→ What is expected: Exactly reproduce the entries, dropping any pictures from your copy.

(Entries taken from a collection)
--- start ---
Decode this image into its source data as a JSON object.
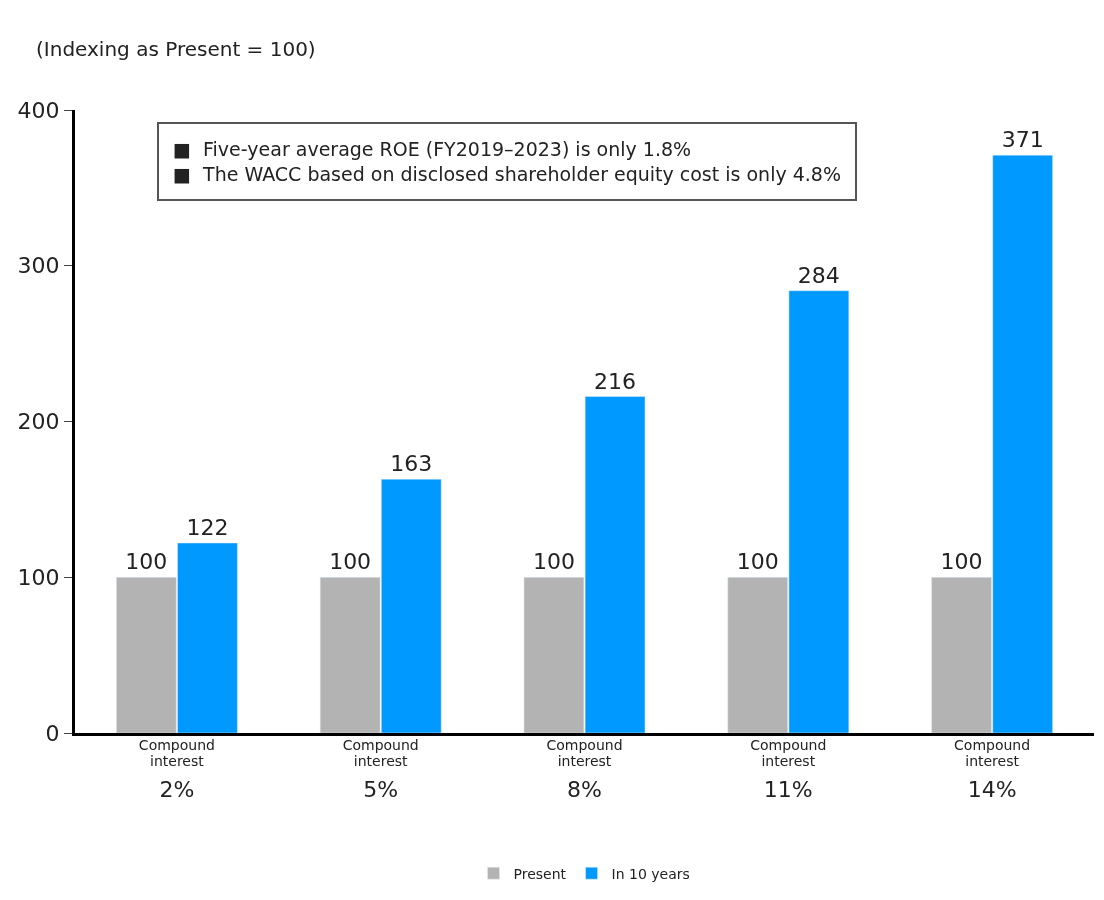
{
  "chart_data": {
    "type": "bar",
    "subtitle": "(Indexing as Present = 100)",
    "categories": [
      "Compound\ninterest\n2%",
      "Compound\ninterest\n5%",
      "Compound\ninterest\n8%",
      "Compound\ninterest\n11%",
      "Compound\ninterest\n14%"
    ],
    "series": [
      {
        "name": "Present",
        "color": "#b3b3b3",
        "values": [
          100,
          100,
          100,
          100,
          100
        ]
      },
      {
        "name": "In 10 years",
        "color": "#0099ff",
        "values": [
          122,
          163,
          216,
          284,
          371
        ]
      }
    ],
    "ylim": [
      0,
      400
    ],
    "yticks": [
      0,
      100,
      200,
      300,
      400
    ],
    "legend": "bottom",
    "data_labels": true,
    "annotations": [
      "■  Five-year average ROE (FY2019–2023) is only 1.8%\n■  The WACC based on disclosed shareholder equity cost is only 4.8%"
    ]
  }
}
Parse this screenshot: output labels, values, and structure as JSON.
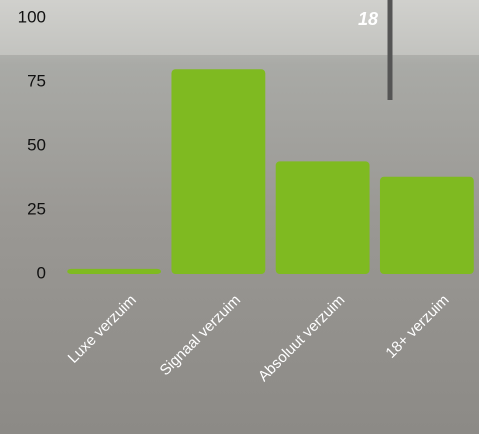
{
  "chart_data": {
    "type": "bar",
    "annotation": "18",
    "categories": [
      "Luxe verzuim",
      "Signaal verzuim",
      "Absoluut verzuim",
      "18+ verzuim"
    ],
    "values": [
      2,
      80,
      44,
      38
    ],
    "color": "#7fba21",
    "ylim": [
      0,
      100
    ],
    "yticks": [
      0,
      25,
      50,
      75,
      100
    ]
  }
}
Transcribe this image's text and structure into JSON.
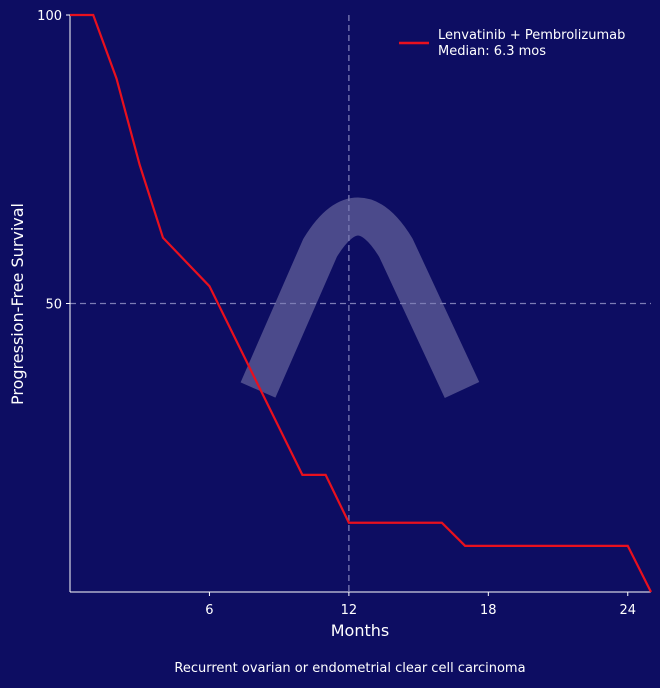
{
  "chart_data": {
    "type": "line",
    "title": "",
    "xlabel": "Months",
    "ylabel": "Progression-Free Survival",
    "caption": "Recurrent ovarian or endometrial clear cell carcinoma",
    "xlim": [
      0,
      25
    ],
    "ylim": [
      0,
      100
    ],
    "xticks": [
      6,
      12,
      18,
      24
    ],
    "yticks": [
      50,
      100
    ],
    "grid": false,
    "reference_lines": {
      "x": 12,
      "y": 50
    },
    "legend_position": "top-right",
    "series": [
      {
        "name": "Lenvatinib + Pembrolizumab",
        "legend_sub": "Median: 6.3 mos",
        "color": "#e8101e",
        "x": [
          0,
          1,
          2,
          3,
          4,
          5,
          6,
          10,
          11,
          12,
          16,
          17,
          24,
          25
        ],
        "y": [
          100,
          100,
          89,
          74,
          61.4,
          57.2,
          53,
          20.3,
          20.3,
          12,
          12,
          8,
          8,
          0
        ]
      }
    ],
    "colors": {
      "background": "#0d0d62",
      "watermark": "#5b5a96",
      "refline": "#7c7cb4"
    }
  }
}
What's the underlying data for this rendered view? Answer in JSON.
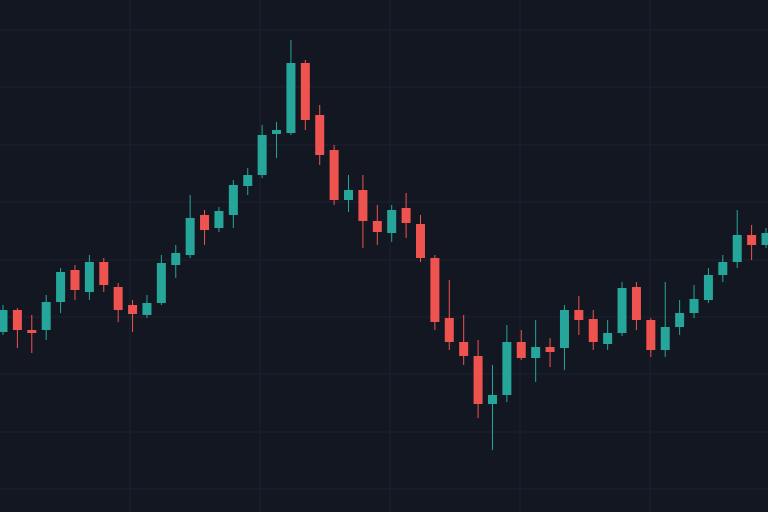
--- end ---
→ Reply to the exercise:
Decode this image into its source data as a JSON object.
{
  "chart_data": {
    "type": "bar",
    "subtitle": "(Indexing as Present = 100)",
    "categories": [
      "Compound\ninterest\n2%",
      "Compound\ninterest\n5%",
      "Compound\ninterest\n8%",
      "Compound\ninterest\n11%",
      "Compound\ninterest\n14%"
    ],
    "series": [
      {
        "name": "Present",
        "color": "#b3b3b3",
        "values": [
          100,
          100,
          100,
          100,
          100
        ]
      },
      {
        "name": "In 10 years",
        "color": "#0099ff",
        "values": [
          122,
          163,
          216,
          284,
          371
        ]
      }
    ],
    "ylim": [
      0,
      400
    ],
    "yticks": [
      0,
      100,
      200,
      300,
      400
    ],
    "legend": "bottom",
    "data_labels": true,
    "annotations": [
      "■  Five-year average ROE (FY2019–2023) is only 1.8%\n■  The WACC based on disclosed shareholder equity cost is only 4.8%"
    ]
  }
}
Parse this screenshot: output labels, values, and structure as JSON.
{
  "chart_data": {
    "type": "bar",
    "annotation": "18",
    "categories": [
      "Luxe verzuim",
      "Signaal verzuim",
      "Absoluut verzuim",
      "18+ verzuim"
    ],
    "values": [
      2,
      80,
      44,
      38
    ],
    "color": "#7fba21",
    "ylim": [
      0,
      100
    ],
    "yticks": [
      0,
      25,
      50,
      75,
      100
    ]
  }
}
Transcribe this image's text and structure into JSON.
{
  "chart_data": {
    "type": "line",
    "title": "",
    "xlabel": "Months",
    "ylabel": "Progression-Free Survival",
    "caption": "Recurrent ovarian or endometrial clear cell carcinoma",
    "xlim": [
      0,
      25
    ],
    "ylim": [
      0,
      100
    ],
    "xticks": [
      6,
      12,
      18,
      24
    ],
    "yticks": [
      50,
      100
    ],
    "grid": false,
    "reference_lines": {
      "x": 12,
      "y": 50
    },
    "legend_position": "top-right",
    "series": [
      {
        "name": "Lenvatinib + Pembrolizumab",
        "legend_sub": "Median: 6.3 mos",
        "color": "#e8101e",
        "x": [
          0,
          1,
          2,
          3,
          4,
          5,
          6,
          10,
          11,
          12,
          16,
          17,
          24,
          25
        ],
        "y": [
          100,
          100,
          89,
          74,
          61.4,
          57.2,
          53,
          20.3,
          20.3,
          12,
          12,
          8,
          8,
          0
        ]
      }
    ],
    "colors": {
      "background": "#0d0d62",
      "watermark": "#5b5a96",
      "refline": "#7c7cb4"
    }
  }
}
What's the underlying data for this rendered view? Answer in JSON.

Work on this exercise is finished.